- [ENTRIES PROVIDED]
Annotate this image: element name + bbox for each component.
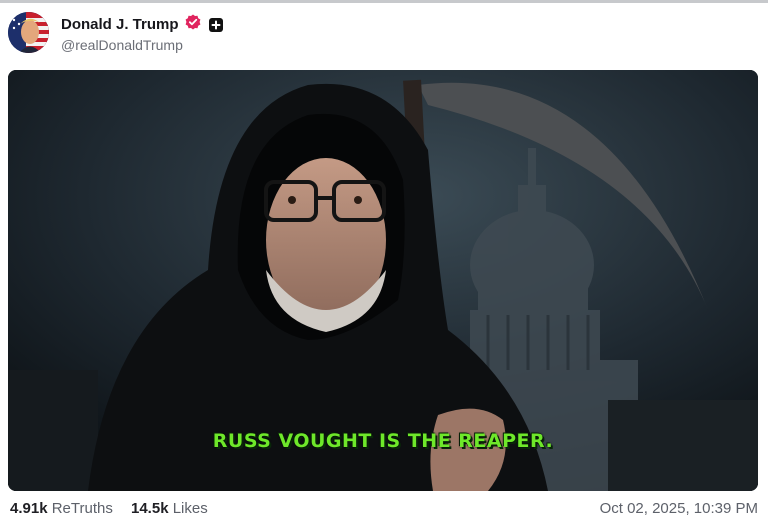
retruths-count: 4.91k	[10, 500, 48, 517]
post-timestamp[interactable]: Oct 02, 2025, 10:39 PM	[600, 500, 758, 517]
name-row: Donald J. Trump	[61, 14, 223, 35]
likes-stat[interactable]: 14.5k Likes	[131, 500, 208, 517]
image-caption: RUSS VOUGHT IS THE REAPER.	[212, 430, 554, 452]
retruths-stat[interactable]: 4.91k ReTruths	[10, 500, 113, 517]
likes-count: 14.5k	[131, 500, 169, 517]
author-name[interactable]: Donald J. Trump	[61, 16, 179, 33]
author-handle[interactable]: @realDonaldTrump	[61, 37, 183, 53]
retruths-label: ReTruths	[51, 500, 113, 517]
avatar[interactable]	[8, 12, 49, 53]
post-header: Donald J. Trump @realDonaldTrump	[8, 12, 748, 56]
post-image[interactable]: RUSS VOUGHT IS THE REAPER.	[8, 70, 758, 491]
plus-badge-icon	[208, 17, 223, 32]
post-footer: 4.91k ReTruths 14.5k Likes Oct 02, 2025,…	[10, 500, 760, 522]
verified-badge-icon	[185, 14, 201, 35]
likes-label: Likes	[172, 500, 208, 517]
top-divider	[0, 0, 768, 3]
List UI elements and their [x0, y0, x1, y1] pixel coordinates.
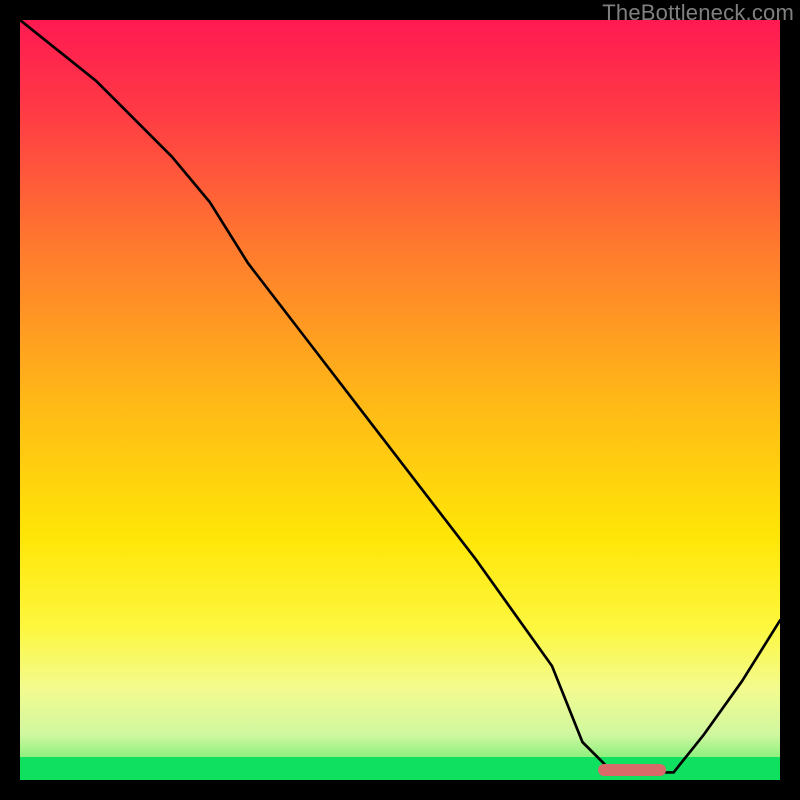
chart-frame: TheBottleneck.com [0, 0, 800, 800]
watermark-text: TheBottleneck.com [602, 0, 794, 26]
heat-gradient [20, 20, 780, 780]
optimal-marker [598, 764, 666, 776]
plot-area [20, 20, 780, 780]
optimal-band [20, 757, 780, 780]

==

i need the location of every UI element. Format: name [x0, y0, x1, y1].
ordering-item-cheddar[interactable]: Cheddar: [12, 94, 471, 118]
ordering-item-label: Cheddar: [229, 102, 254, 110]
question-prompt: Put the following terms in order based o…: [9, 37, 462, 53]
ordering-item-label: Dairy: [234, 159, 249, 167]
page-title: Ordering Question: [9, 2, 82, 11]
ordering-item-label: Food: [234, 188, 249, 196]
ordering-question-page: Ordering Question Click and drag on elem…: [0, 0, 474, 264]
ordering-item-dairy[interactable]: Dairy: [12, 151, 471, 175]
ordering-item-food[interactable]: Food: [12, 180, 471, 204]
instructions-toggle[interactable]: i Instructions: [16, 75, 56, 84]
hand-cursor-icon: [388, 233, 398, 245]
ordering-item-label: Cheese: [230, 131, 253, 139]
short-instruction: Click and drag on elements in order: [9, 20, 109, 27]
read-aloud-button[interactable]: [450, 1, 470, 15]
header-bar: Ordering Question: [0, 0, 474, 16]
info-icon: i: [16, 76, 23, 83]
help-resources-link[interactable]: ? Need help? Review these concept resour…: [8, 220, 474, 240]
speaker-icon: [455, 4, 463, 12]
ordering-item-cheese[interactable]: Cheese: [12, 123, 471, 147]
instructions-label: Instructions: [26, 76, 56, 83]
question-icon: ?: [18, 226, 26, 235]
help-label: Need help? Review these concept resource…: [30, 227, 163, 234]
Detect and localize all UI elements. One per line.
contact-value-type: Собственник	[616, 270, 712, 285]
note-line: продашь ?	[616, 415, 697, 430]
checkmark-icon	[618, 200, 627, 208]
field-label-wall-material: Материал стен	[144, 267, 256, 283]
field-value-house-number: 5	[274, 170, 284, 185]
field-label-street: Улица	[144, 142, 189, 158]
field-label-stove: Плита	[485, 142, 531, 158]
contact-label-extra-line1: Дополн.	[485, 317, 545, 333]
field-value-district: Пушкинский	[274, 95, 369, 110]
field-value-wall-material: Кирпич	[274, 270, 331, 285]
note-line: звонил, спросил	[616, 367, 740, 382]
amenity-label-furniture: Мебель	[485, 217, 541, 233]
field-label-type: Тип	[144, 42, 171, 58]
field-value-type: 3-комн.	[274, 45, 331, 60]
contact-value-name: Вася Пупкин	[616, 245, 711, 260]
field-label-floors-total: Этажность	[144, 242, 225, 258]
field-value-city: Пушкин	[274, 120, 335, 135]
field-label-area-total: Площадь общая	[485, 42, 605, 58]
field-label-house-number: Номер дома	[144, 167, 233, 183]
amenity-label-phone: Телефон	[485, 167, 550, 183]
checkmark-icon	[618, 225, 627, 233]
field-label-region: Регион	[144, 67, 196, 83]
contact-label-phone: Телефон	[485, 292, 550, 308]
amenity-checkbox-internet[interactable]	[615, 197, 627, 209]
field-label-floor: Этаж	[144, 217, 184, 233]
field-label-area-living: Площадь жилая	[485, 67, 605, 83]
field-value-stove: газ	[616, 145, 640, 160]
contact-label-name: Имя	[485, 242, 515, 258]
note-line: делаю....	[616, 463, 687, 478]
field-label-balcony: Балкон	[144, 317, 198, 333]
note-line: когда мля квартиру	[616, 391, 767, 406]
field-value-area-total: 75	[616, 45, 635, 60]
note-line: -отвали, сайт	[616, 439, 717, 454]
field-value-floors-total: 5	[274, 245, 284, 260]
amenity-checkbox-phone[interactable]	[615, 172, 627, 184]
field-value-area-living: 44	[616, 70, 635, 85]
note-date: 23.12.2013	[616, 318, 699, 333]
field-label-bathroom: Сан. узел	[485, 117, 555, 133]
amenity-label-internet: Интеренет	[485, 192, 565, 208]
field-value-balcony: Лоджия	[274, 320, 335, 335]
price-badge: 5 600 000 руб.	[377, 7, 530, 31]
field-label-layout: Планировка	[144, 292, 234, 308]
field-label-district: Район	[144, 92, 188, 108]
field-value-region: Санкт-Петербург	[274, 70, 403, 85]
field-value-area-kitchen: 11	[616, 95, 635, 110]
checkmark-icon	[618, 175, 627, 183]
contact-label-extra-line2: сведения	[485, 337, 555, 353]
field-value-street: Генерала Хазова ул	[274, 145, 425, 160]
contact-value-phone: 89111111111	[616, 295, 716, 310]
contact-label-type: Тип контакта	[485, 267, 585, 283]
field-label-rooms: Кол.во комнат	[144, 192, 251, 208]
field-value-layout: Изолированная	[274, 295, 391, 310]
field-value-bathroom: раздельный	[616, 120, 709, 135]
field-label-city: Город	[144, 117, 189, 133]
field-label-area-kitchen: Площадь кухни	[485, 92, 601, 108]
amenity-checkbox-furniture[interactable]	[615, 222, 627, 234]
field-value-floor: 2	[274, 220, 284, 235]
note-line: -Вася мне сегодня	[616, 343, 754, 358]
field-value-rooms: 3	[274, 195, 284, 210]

- [OBJECTIVE]
Reproduce the records verbatim, covering everything from the line containing "chart-frame: TheBottleneck.com [0, 0, 800, 800]" down to the line containing "optimal-band [20, 757, 780, 780]", both of those lines included.

- [OUTPUT OF THE EXERCISE]
chart-frame: TheBottleneck.com [0, 0, 800, 800]
watermark-text: TheBottleneck.com [602, 0, 794, 26]
heat-gradient [20, 20, 780, 780]
optimal-marker [598, 764, 666, 776]
plot-area [20, 20, 780, 780]
optimal-band [20, 757, 780, 780]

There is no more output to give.